• [Work to be completed]: Can you find the lines of the listing that include "JSON" and copy every one?

• [Exercise input]:
-=-=-

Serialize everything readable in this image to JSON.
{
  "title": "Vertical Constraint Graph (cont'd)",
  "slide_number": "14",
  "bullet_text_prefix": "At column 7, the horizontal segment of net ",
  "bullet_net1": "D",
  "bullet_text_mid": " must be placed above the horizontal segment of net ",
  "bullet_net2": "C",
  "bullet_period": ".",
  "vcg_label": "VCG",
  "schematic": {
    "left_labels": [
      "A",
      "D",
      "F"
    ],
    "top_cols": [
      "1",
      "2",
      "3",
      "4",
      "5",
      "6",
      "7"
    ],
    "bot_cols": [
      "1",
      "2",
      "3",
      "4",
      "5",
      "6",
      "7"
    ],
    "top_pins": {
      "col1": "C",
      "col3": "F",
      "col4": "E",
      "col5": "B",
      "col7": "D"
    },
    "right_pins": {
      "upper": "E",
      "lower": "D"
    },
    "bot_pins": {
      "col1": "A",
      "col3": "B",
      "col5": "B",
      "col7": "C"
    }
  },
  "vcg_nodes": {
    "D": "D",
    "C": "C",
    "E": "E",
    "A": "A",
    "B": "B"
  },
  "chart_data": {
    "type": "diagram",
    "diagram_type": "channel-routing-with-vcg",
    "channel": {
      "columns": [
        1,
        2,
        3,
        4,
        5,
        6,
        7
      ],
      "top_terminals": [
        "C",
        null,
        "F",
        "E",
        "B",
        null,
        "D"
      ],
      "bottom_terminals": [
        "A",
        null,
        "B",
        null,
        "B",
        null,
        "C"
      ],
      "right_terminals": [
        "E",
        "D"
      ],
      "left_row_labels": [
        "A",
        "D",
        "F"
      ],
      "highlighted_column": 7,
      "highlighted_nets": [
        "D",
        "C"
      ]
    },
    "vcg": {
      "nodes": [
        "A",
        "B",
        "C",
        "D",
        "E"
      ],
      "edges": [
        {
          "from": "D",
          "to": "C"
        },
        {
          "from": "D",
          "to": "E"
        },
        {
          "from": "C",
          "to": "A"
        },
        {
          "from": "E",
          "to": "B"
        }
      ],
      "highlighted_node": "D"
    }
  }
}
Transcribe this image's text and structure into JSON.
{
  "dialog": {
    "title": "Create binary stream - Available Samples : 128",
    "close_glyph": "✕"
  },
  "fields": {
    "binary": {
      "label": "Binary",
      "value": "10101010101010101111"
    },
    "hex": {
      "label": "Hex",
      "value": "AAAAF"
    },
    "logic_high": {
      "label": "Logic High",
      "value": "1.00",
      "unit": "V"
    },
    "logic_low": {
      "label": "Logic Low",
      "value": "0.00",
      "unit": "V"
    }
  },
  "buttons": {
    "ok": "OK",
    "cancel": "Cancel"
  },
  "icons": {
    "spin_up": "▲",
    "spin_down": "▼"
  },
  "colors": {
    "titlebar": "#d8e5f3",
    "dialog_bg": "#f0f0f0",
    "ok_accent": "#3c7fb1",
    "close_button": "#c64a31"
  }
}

-=-=-

• [Result of this task]:
Serialize everything readable in this image to JSON.
Transcribe this image's text and structure into JSON.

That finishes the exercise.